INSTRUCTION —
Collect every line that includes the string "this".

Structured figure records
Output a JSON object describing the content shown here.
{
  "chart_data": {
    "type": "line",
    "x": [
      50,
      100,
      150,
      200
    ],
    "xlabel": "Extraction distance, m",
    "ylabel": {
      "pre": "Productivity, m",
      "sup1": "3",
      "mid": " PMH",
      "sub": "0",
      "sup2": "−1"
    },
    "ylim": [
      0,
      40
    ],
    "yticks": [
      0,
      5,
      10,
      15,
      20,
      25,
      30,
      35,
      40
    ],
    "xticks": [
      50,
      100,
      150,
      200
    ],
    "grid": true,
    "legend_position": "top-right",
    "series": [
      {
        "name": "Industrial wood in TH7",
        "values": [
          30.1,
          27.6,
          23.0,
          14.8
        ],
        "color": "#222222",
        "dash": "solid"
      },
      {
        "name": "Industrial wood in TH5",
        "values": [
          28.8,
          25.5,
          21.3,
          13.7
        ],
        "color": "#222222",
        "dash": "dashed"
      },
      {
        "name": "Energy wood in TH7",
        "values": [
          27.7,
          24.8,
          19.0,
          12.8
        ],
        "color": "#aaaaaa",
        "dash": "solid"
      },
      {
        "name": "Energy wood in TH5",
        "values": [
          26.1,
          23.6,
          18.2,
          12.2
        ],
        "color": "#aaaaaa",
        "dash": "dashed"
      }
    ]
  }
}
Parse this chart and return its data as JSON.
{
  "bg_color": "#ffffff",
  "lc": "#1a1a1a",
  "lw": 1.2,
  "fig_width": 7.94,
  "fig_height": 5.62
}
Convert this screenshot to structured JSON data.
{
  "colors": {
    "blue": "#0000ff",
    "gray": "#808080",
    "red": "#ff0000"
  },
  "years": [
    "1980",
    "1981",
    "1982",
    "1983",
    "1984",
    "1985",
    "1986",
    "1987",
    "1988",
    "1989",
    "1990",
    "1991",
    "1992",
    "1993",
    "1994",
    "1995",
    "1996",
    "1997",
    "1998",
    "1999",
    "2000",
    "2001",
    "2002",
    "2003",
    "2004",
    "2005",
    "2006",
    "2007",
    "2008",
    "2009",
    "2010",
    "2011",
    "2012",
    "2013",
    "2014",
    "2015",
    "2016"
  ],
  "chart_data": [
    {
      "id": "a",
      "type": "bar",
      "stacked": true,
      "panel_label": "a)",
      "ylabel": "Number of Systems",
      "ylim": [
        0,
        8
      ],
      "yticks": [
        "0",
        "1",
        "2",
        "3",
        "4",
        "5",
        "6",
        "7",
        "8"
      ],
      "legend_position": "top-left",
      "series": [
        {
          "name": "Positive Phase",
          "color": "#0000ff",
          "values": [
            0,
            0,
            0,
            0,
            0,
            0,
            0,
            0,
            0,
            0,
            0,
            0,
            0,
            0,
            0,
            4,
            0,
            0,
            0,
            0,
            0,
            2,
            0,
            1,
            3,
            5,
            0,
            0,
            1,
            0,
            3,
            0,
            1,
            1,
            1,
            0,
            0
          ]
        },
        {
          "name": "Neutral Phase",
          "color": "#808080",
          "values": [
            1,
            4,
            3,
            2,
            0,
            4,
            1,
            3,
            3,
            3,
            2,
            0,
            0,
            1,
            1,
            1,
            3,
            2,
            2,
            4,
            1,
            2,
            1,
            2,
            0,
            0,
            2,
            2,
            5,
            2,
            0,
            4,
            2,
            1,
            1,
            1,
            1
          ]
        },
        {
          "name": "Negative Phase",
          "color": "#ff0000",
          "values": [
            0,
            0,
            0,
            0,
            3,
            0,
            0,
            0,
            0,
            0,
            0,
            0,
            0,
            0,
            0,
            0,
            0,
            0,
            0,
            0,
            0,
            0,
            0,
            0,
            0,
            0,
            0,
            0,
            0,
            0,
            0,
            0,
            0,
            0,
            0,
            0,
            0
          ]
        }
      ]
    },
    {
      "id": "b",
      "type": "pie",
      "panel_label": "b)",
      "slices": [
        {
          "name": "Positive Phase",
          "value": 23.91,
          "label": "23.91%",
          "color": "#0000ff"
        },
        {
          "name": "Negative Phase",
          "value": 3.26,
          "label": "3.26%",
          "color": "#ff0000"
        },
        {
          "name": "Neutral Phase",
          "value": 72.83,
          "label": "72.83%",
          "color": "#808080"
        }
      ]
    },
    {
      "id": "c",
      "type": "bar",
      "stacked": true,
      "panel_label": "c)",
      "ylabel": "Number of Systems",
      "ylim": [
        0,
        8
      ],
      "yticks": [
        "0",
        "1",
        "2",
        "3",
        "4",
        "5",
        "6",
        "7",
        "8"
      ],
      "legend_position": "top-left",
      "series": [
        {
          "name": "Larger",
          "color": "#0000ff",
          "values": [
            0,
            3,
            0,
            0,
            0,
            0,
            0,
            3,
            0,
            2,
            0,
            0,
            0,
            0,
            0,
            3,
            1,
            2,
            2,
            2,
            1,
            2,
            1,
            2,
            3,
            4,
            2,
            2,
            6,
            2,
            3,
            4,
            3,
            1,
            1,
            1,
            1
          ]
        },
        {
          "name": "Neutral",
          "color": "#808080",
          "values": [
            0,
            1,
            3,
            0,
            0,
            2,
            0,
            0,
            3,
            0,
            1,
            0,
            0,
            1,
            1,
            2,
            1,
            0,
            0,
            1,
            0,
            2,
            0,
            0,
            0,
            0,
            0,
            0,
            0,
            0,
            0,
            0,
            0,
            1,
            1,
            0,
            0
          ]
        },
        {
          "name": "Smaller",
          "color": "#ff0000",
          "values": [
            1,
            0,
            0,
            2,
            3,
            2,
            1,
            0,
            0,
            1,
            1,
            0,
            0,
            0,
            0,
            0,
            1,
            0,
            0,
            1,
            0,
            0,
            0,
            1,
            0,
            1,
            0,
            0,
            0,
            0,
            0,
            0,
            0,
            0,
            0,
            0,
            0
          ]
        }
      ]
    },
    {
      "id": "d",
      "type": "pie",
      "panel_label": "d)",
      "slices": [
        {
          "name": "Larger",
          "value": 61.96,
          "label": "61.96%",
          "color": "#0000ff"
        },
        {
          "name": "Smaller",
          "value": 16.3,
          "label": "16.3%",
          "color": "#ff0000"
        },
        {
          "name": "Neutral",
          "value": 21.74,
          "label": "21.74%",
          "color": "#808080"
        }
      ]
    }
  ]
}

REPLY TO THE TASK —
Parse this chart and return its data as JSON.
Convert this screenshot to structured JSON data.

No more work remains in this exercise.